◆ **TO BE DONE**: In this exercise, reproduce all the entries that follow exactly.

◆ **Data records**:
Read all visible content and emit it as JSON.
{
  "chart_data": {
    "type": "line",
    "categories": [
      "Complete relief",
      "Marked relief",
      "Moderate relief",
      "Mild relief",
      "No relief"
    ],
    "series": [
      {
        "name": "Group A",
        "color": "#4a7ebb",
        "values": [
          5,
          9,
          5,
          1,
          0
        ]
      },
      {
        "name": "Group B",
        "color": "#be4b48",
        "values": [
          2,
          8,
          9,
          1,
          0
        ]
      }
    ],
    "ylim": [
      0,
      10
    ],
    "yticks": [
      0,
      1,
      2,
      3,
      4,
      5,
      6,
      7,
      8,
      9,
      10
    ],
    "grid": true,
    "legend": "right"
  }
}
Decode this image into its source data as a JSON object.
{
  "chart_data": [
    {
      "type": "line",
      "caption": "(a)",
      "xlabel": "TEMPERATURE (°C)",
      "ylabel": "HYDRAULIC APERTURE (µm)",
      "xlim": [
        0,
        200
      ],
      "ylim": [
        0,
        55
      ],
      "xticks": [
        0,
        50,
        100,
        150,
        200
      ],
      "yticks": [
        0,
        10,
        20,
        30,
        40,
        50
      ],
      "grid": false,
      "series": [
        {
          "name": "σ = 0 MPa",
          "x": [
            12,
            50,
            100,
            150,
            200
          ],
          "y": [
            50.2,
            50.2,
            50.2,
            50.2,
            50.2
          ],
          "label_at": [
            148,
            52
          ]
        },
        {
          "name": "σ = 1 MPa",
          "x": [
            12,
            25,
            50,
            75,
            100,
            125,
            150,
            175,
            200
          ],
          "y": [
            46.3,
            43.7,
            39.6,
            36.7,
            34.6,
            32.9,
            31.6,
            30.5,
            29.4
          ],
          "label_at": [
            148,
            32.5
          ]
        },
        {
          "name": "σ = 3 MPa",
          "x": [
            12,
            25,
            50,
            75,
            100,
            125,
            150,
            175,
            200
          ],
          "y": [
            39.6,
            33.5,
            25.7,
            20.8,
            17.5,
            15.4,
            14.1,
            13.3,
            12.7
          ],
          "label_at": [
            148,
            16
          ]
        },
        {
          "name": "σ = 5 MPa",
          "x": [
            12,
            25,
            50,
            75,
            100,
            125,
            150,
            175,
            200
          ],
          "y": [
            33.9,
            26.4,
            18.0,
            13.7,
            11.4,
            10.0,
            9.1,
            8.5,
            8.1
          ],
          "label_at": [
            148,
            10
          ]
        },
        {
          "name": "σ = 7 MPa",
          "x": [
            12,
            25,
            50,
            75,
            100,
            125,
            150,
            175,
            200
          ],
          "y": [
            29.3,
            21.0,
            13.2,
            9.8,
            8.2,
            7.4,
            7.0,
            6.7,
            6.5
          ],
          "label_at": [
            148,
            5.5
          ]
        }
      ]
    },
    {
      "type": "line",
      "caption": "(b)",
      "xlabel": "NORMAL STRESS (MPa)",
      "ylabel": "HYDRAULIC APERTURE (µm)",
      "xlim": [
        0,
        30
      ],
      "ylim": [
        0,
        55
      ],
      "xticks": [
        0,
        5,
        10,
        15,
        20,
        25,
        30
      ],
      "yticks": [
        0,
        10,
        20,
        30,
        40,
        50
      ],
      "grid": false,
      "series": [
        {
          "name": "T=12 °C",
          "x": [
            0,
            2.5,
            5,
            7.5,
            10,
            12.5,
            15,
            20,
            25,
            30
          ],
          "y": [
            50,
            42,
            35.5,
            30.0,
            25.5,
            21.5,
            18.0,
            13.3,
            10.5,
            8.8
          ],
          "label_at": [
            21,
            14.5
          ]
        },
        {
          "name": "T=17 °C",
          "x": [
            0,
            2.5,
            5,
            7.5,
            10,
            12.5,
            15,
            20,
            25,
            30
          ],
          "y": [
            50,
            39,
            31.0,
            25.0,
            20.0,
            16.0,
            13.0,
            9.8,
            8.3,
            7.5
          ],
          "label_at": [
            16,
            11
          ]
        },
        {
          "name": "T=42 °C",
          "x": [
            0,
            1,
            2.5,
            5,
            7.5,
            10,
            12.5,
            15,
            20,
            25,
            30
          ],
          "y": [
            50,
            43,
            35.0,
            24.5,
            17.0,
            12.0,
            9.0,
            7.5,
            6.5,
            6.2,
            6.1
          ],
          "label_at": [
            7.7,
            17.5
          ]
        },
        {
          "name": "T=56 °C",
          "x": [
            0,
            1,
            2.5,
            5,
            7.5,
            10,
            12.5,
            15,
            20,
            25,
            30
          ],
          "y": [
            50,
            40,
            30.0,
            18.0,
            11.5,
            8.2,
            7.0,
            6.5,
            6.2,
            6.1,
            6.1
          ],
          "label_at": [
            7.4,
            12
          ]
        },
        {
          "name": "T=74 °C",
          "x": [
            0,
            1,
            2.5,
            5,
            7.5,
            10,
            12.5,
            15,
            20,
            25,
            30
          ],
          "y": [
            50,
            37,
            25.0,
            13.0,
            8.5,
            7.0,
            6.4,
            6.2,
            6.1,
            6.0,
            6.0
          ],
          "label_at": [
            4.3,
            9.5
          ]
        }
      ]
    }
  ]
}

◆ **THE SOLUTION**:
Read all visible content and emit it as JSON.
{
  "chart_data": {
    "type": "line",
    "categories": [
      "Complete relief",
      "Marked relief",
      "Moderate relief",
      "Mild relief",
      "No relief"
    ],
    "series": [
      {
        "name": "Group A",
        "color": "#4a7ebb",
        "values": [
          5,
          9,
          5,
          1,
          0
        ]
      },
      {
        "name": "Group B",
        "color": "#be4b48",
        "values": [
          2,
          8,
          9,
          1,
          0
        ]
      }
    ],
    "ylim": [
      0,
      10
    ],
    "yticks": [
      0,
      1,
      2,
      3,
      4,
      5,
      6,
      7,
      8,
      9,
      10
    ],
    "grid": true,
    "legend": "right"
  }
}
Decode this image into its source data as a JSON object.
{
  "chart_data": [
    {
      "type": "line",
      "caption": "(a)",
      "xlabel": "TEMPERATURE (°C)",
      "ylabel": "HYDRAULIC APERTURE (µm)",
      "xlim": [
        0,
        200
      ],
      "ylim": [
        0,
        55
      ],
      "xticks": [
        0,
        50,
        100,
        150,
        200
      ],
      "yticks": [
        0,
        10,
        20,
        30,
        40,
        50
      ],
      "grid": false,
      "series": [
        {
          "name": "σ = 0 MPa",
          "x": [
            12,
            50,
            100,
            150,
            200
          ],
          "y": [
            50.2,
            50.2,
            50.2,
            50.2,
            50.2
          ],
          "label_at": [
            148,
            52
          ]
        },
        {
          "name": "σ = 1 MPa",
          "x": [
            12,
            25,
            50,
            75,
            100,
            125,
            150,
            175,
            200
          ],
          "y": [
            46.3,
            43.7,
            39.6,
            36.7,
            34.6,
            32.9,
            31.6,
            30.5,
            29.4
          ],
          "label_at": [
            148,
            32.5
          ]
        },
        {
          "name": "σ = 3 MPa",
          "x": [
            12,
            25,
            50,
            75,
            100,
            125,
            150,
            175,
            200
          ],
          "y": [
            39.6,
            33.5,
            25.7,
            20.8,
            17.5,
            15.4,
            14.1,
            13.3,
            12.7
          ],
          "label_at": [
            148,
            16
          ]
        },
        {
          "name": "σ = 5 MPa",
          "x": [
            12,
            25,
            50,
            75,
            100,
            125,
            150,
            175,
            200
          ],
          "y": [
            33.9,
            26.4,
            18.0,
            13.7,
            11.4,
            10.0,
            9.1,
            8.5,
            8.1
          ],
          "label_at": [
            148,
            10
          ]
        },
        {
          "name": "σ = 7 MPa",
          "x": [
            12,
            25,
            50,
            75,
            100,
            125,
            150,
            175,
            200
          ],
          "y": [
            29.3,
            21.0,
            13.2,
            9.8,
            8.2,
            7.4,
            7.0,
            6.7,
            6.5
          ],
          "label_at": [
            148,
            5.5
          ]
        }
      ]
    },
    {
      "type": "line",
      "caption": "(b)",
      "xlabel": "NORMAL STRESS (MPa)",
      "ylabel": "HYDRAULIC APERTURE (µm)",
      "xlim": [
        0,
        30
      ],
      "ylim": [
        0,
        55
      ],
      "xticks": [
        0,
        5,
        10,
        15,
        20,
        25,
        30
      ],
      "yticks": [
        0,
        10,
        20,
        30,
        40,
        50
      ],
      "grid": false,
      "series": [
        {
          "name": "T=12 °C",
          "x": [
            0,
            2.5,
            5,
            7.5,
            10,
            12.5,
            15,
            20,
            25,
            30
          ],
          "y": [
            50,
            42,
            35.5,
            30.0,
            25.5,
            21.5,
            18.0,
            13.3,
            10.5,
            8.8
          ],
          "label_at": [
            21,
            14.5
          ]
        },
        {
          "name": "T=17 °C",
          "x": [
            0,
            2.5,
            5,
            7.5,
            10,
            12.5,
            15,
            20,
            25,
            30
          ],
          "y": [
            50,
            39,
            31.0,
            25.0,
            20.0,
            16.0,
            13.0,
            9.8,
            8.3,
            7.5
          ],
          "label_at": [
            16,
            11
          ]
        },
        {
          "name": "T=42 °C",
          "x": [
            0,
            1,
            2.5,
            5,
            7.5,
            10,
            12.5,
            15,
            20,
            25,
            30
          ],
          "y": [
            50,
            43,
            35.0,
            24.5,
            17.0,
            12.0,
            9.0,
            7.5,
            6.5,
            6.2,
            6.1
          ],
          "label_at": [
            7.7,
            17.5
          ]
        },
        {
          "name": "T=56 °C",
          "x": [
            0,
            1,
            2.5,
            5,
            7.5,
            10,
            12.5,
            15,
            20,
            25,
            30
          ],
          "y": [
            50,
            40,
            30.0,
            18.0,
            11.5,
            8.2,
            7.0,
            6.5,
            6.2,
            6.1,
            6.1
          ],
          "label_at": [
            7.4,
            12
          ]
        },
        {
          "name": "T=74 °C",
          "x": [
            0,
            1,
            2.5,
            5,
            7.5,
            10,
            12.5,
            15,
            20,
            25,
            30
          ],
          "y": [
            50,
            37,
            25.0,
            13.0,
            8.5,
            7.0,
            6.4,
            6.2,
            6.1,
            6.0,
            6.0
          ],
          "label_at": [
            4.3,
            9.5
          ]
        }
      ]
    }
  ]
}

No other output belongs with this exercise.